» Aim of the exercise: Write out every record below exactly as it appears.

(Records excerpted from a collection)
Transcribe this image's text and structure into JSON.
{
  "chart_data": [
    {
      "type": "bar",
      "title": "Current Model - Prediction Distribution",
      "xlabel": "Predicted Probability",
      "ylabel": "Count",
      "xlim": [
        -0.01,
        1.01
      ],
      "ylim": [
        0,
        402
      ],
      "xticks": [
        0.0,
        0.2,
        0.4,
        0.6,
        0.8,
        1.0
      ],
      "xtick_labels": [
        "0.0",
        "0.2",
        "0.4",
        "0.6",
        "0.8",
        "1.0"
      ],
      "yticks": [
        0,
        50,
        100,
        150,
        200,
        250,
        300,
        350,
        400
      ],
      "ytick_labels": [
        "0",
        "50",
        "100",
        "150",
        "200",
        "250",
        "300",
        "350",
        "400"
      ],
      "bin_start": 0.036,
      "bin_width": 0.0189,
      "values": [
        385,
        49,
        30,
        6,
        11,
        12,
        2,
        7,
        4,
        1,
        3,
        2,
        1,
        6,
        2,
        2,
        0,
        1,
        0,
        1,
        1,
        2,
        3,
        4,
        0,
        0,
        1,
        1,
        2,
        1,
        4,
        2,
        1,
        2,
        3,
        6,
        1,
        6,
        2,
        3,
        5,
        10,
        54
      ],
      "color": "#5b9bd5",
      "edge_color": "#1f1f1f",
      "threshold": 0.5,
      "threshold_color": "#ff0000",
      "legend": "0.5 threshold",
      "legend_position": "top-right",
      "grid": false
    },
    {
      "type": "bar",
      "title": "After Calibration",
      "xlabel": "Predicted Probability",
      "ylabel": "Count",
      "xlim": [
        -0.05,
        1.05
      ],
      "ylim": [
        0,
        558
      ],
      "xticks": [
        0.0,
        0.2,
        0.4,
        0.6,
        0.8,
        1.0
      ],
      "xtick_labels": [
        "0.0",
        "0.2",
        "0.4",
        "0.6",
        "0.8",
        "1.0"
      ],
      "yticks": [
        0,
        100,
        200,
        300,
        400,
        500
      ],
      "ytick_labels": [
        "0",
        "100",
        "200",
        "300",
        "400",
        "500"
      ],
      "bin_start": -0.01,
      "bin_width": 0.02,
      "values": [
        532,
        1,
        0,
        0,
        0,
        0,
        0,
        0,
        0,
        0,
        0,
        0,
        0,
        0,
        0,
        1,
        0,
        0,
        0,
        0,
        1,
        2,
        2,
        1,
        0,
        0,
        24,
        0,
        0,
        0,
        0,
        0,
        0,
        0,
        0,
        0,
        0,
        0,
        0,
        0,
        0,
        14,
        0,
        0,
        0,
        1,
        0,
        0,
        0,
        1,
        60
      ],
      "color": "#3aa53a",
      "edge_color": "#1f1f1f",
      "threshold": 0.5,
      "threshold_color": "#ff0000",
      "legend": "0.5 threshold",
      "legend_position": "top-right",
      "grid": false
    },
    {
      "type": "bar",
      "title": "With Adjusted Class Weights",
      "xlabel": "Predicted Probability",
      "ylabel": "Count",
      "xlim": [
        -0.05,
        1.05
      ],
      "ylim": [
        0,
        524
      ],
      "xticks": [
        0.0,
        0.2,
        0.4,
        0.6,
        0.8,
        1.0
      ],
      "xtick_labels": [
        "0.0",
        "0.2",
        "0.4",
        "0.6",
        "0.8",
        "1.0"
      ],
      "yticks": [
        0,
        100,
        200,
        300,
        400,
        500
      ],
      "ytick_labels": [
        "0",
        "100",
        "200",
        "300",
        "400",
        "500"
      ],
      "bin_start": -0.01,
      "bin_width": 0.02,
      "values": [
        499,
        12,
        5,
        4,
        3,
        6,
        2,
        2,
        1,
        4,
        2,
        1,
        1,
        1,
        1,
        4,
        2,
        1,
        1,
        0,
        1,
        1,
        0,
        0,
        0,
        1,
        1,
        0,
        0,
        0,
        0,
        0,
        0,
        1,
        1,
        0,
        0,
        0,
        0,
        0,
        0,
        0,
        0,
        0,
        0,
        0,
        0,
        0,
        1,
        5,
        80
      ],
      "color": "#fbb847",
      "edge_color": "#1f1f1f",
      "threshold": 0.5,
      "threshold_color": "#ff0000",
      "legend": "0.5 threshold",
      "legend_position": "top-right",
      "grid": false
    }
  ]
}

» Solution to the problem:
Transcribe this image's text and structure into JSON.
{
  "chart_data": [
    {
      "type": "bar",
      "title": "Current Model - Prediction Distribution",
      "xlabel": "Predicted Probability",
      "ylabel": "Count",
      "xlim": [
        -0.01,
        1.01
      ],
      "ylim": [
        0,
        402
      ],
      "xticks": [
        0.0,
        0.2,
        0.4,
        0.6,
        0.8,
        1.0
      ],
      "xtick_labels": [
        "0.0",
        "0.2",
        "0.4",
        "0.6",
        "0.8",
        "1.0"
      ],
      "yticks": [
        0,
        50,
        100,
        150,
        200,
        250,
        300,
        350,
        400
      ],
      "ytick_labels": [
        "0",
        "50",
        "100",
        "150",
        "200",
        "250",
        "300",
        "350",
        "400"
      ],
      "bin_start": 0.036,
      "bin_width": 0.0189,
      "values": [
        385,
        49,
        30,
        6,
        11,
        12,
        2,
        7,
        4,
        1,
        3,
        2,
        1,
        6,
        2,
        2,
        0,
        1,
        0,
        1,
        1,
        2,
        3,
        4,
        0,
        0,
        1,
        1,
        2,
        1,
        4,
        2,
        1,
        2,
        3,
        6,
        1,
        6,
        2,
        3,
        5,
        10,
        54
      ],
      "color": "#5b9bd5",
      "edge_color": "#1f1f1f",
      "threshold": 0.5,
      "threshold_color": "#ff0000",
      "legend": "0.5 threshold",
      "legend_position": "top-right",
      "grid": false
    },
    {
      "type": "bar",
      "title": "After Calibration",
      "xlabel": "Predicted Probability",
      "ylabel": "Count",
      "xlim": [
        -0.05,
        1.05
      ],
      "ylim": [
        0,
        558
      ],
      "xticks": [
        0.0,
        0.2,
        0.4,
        0.6,
        0.8,
        1.0
      ],
      "xtick_labels": [
        "0.0",
        "0.2",
        "0.4",
        "0.6",
        "0.8",
        "1.0"
      ],
      "yticks": [
        0,
        100,
        200,
        300,
        400,
        500
      ],
      "ytick_labels": [
        "0",
        "100",
        "200",
        "300",
        "400",
        "500"
      ],
      "bin_start": -0.01,
      "bin_width": 0.02,
      "values": [
        532,
        1,
        0,
        0,
        0,
        0,
        0,
        0,
        0,
        0,
        0,
        0,
        0,
        0,
        0,
        1,
        0,
        0,
        0,
        0,
        1,
        2,
        2,
        1,
        0,
        0,
        24,
        0,
        0,
        0,
        0,
        0,
        0,
        0,
        0,
        0,
        0,
        0,
        0,
        0,
        0,
        14,
        0,
        0,
        0,
        1,
        0,
        0,
        0,
        1,
        60
      ],
      "color": "#3aa53a",
      "edge_color": "#1f1f1f",
      "threshold": 0.5,
      "threshold_color": "#ff0000",
      "legend": "0.5 threshold",
      "legend_position": "top-right",
      "grid": false
    },
    {
      "type": "bar",
      "title": "With Adjusted Class Weights",
      "xlabel": "Predicted Probability",
      "ylabel": "Count",
      "xlim": [
        -0.05,
        1.05
      ],
      "ylim": [
        0,
        524
      ],
      "xticks": [
        0.0,
        0.2,
        0.4,
        0.6,
        0.8,
        1.0
      ],
      "xtick_labels": [
        "0.0",
        "0.2",
        "0.4",
        "0.6",
        "0.8",
        "1.0"
      ],
      "yticks": [
        0,
        100,
        200,
        300,
        400,
        500
      ],
      "ytick_labels": [
        "0",
        "100",
        "200",
        "300",
        "400",
        "500"
      ],
      "bin_start": -0.01,
      "bin_width": 0.02,
      "values": [
        499,
        12,
        5,
        4,
        3,
        6,
        2,
        2,
        1,
        4,
        2,
        1,
        1,
        1,
        1,
        4,
        2,
        1,
        1,
        0,
        1,
        1,
        0,
        0,
        0,
        1,
        1,
        0,
        0,
        0,
        0,
        0,
        0,
        1,
        1,
        0,
        0,
        0,
        0,
        0,
        0,
        0,
        0,
        0,
        0,
        0,
        0,
        0,
        1,
        5,
        80
      ],
      "color": "#fbb847",
      "edge_color": "#1f1f1f",
      "threshold": 0.5,
      "threshold_color": "#ff0000",
      "legend": "0.5 threshold",
      "legend_position": "top-right",
      "grid": false
    }
  ]
}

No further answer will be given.